**EXERCISE PROMPT**
Can you copy every row below verbatim, keeping each character unchanged?

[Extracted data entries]
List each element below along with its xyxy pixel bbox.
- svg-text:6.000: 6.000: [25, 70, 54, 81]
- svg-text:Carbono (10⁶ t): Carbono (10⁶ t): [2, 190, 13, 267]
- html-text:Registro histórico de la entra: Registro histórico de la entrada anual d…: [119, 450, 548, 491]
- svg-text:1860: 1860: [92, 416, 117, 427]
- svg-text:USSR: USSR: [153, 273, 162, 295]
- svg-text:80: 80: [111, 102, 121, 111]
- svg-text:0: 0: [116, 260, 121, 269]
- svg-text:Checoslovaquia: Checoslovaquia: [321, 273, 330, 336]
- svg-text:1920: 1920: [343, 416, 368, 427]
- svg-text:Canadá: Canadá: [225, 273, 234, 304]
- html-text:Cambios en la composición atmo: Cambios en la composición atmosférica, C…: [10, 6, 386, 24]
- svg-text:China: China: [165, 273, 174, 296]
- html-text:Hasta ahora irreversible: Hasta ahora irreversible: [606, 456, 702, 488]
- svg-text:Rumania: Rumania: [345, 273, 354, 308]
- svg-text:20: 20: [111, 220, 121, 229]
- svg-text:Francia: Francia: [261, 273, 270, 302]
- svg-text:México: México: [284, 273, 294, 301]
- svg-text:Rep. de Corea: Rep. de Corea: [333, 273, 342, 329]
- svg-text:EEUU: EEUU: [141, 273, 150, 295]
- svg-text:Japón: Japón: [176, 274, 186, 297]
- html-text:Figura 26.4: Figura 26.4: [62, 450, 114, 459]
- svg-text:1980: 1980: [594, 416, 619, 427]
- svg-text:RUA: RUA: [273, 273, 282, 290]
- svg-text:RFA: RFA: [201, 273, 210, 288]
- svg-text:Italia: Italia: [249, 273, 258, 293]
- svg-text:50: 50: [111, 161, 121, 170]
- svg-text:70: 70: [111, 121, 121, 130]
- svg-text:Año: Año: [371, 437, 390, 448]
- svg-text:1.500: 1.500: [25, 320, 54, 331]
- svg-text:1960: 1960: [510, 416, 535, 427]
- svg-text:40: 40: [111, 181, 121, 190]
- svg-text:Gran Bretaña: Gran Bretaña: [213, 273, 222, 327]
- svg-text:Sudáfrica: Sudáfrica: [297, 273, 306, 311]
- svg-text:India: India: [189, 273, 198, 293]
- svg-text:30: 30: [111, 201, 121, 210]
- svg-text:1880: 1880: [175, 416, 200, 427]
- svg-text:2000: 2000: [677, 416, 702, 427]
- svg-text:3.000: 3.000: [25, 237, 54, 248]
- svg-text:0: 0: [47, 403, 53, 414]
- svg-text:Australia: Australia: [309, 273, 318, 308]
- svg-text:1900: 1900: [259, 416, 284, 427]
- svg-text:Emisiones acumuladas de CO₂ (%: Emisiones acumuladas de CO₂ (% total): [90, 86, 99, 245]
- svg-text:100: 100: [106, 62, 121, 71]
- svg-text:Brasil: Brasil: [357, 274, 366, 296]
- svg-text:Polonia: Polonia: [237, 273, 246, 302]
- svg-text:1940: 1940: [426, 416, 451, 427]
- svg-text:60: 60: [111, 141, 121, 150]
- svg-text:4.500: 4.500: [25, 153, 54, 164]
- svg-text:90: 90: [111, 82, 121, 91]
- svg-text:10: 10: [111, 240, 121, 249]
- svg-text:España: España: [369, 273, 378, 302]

**RESPONSE FOR THIS EXERCISE**
List each element below along with its xyxy pixel bbox.
- svg-text:6.000: 6.000: [25, 70, 54, 81]
- svg-text:Carbono (10⁶ t): Carbono (10⁶ t): [2, 190, 13, 267]
- html-text:Registro histórico de la entra: Registro histórico de la entrada anual d…: [119, 450, 548, 491]
- svg-text:1860: 1860: [92, 416, 117, 427]
- svg-text:USSR: USSR: [153, 273, 162, 295]
- svg-text:80: 80: [111, 102, 121, 111]
- svg-text:0: 0: [116, 260, 121, 269]
- svg-text:Checoslovaquia: Checoslovaquia: [321, 273, 330, 336]
- svg-text:1920: 1920: [343, 416, 368, 427]
- svg-text:Canadá: Canadá: [225, 273, 234, 304]
- html-text:Cambios en la composición atmo: Cambios en la composición atmosférica, C…: [10, 6, 386, 24]
- svg-text:China: China: [165, 273, 174, 296]
- html-text:Hasta ahora irreversible: Hasta ahora irreversible: [606, 456, 702, 488]
- svg-text:Rumania: Rumania: [345, 273, 354, 308]
- svg-text:20: 20: [111, 220, 121, 229]
- svg-text:Francia: Francia: [261, 273, 270, 302]
- svg-text:México: México: [284, 273, 294, 301]
- svg-text:Rep. de Corea: Rep. de Corea: [333, 273, 342, 329]
- svg-text:EEUU: EEUU: [141, 273, 150, 295]
- svg-text:Japón: Japón: [176, 274, 186, 297]
- html-text:Figura 26.4: Figura 26.4: [62, 450, 114, 459]
- svg-text:1980: 1980: [594, 416, 619, 427]
- svg-text:RUA: RUA: [273, 273, 282, 290]
- svg-text:RFA: RFA: [201, 273, 210, 288]
- svg-text:Italia: Italia: [249, 273, 258, 293]
- svg-text:50: 50: [111, 161, 121, 170]
- svg-text:70: 70: [111, 121, 121, 130]
- svg-text:Año: Año: [371, 437, 390, 448]
- svg-text:1.500: 1.500: [25, 320, 54, 331]
- svg-text:1960: 1960: [510, 416, 535, 427]
- svg-text:40: 40: [111, 181, 121, 190]
- svg-text:Gran Bretaña: Gran Bretaña: [213, 273, 222, 327]
- svg-text:Sudáfrica: Sudáfrica: [297, 273, 306, 311]
- svg-text:India: India: [189, 273, 198, 293]
- svg-text:30: 30: [111, 201, 121, 210]
- svg-text:1880: 1880: [175, 416, 200, 427]
- svg-text:2000: 2000: [677, 416, 702, 427]
- svg-text:3.000: 3.000: [25, 237, 54, 248]
- svg-text:0: 0: [47, 403, 53, 414]
- svg-text:Australia: Australia: [309, 273, 318, 308]
- svg-text:1900: 1900: [259, 416, 284, 427]
- svg-text:Emisiones acumuladas de CO₂ (%: Emisiones acumuladas de CO₂ (% total): [90, 86, 99, 245]
- svg-text:100: 100: [106, 62, 121, 71]
- svg-text:Brasil: Brasil: [357, 274, 366, 296]
- svg-text:Polonia: Polonia: [237, 273, 246, 302]
- svg-text:1940: 1940: [426, 416, 451, 427]
- svg-text:60: 60: [111, 141, 121, 150]
- svg-text:4.500: 4.500: [25, 153, 54, 164]
- svg-text:90: 90: [111, 82, 121, 91]
- svg-text:10: 10: [111, 240, 121, 249]
- svg-text:España: España: [369, 273, 378, 302]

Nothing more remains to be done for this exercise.